>> Begin

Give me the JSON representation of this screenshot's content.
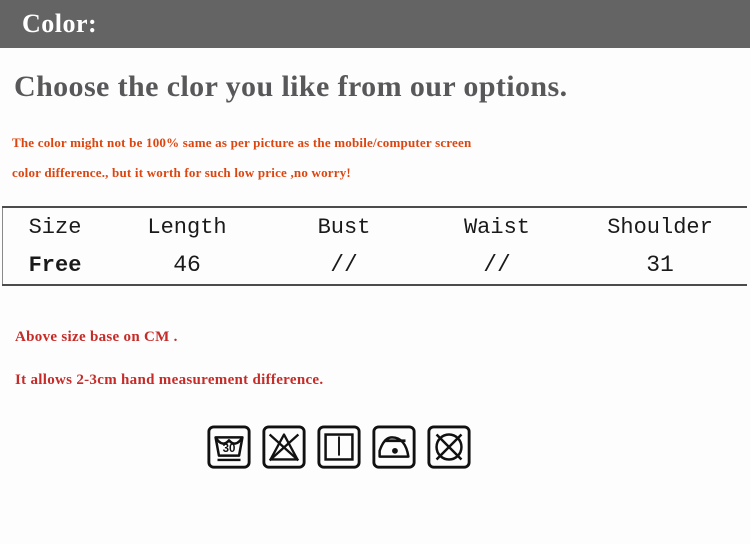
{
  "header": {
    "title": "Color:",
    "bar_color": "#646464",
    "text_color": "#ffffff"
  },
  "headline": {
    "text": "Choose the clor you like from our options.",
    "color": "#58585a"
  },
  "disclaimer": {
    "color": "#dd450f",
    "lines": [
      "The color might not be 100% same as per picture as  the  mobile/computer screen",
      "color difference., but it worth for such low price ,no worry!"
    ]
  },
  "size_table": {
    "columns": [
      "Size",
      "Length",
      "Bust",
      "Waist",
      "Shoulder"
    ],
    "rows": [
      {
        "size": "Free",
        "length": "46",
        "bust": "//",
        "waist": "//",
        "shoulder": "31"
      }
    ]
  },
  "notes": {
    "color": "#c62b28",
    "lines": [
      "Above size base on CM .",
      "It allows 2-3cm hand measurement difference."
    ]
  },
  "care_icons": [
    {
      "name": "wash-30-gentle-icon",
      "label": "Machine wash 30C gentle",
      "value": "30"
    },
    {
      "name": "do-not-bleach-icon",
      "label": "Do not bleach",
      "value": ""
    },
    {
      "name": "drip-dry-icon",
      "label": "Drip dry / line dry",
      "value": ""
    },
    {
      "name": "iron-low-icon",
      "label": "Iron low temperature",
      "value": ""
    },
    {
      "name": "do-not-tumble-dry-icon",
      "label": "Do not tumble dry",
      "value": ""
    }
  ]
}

>> End

What is expected:
From the material above, gather all lines that include the string "difference" and copy them.

Expected answer:
      "color difference., but it worth for such low price ,no worry!"
      "It allows 2-3cm hand measurement difference."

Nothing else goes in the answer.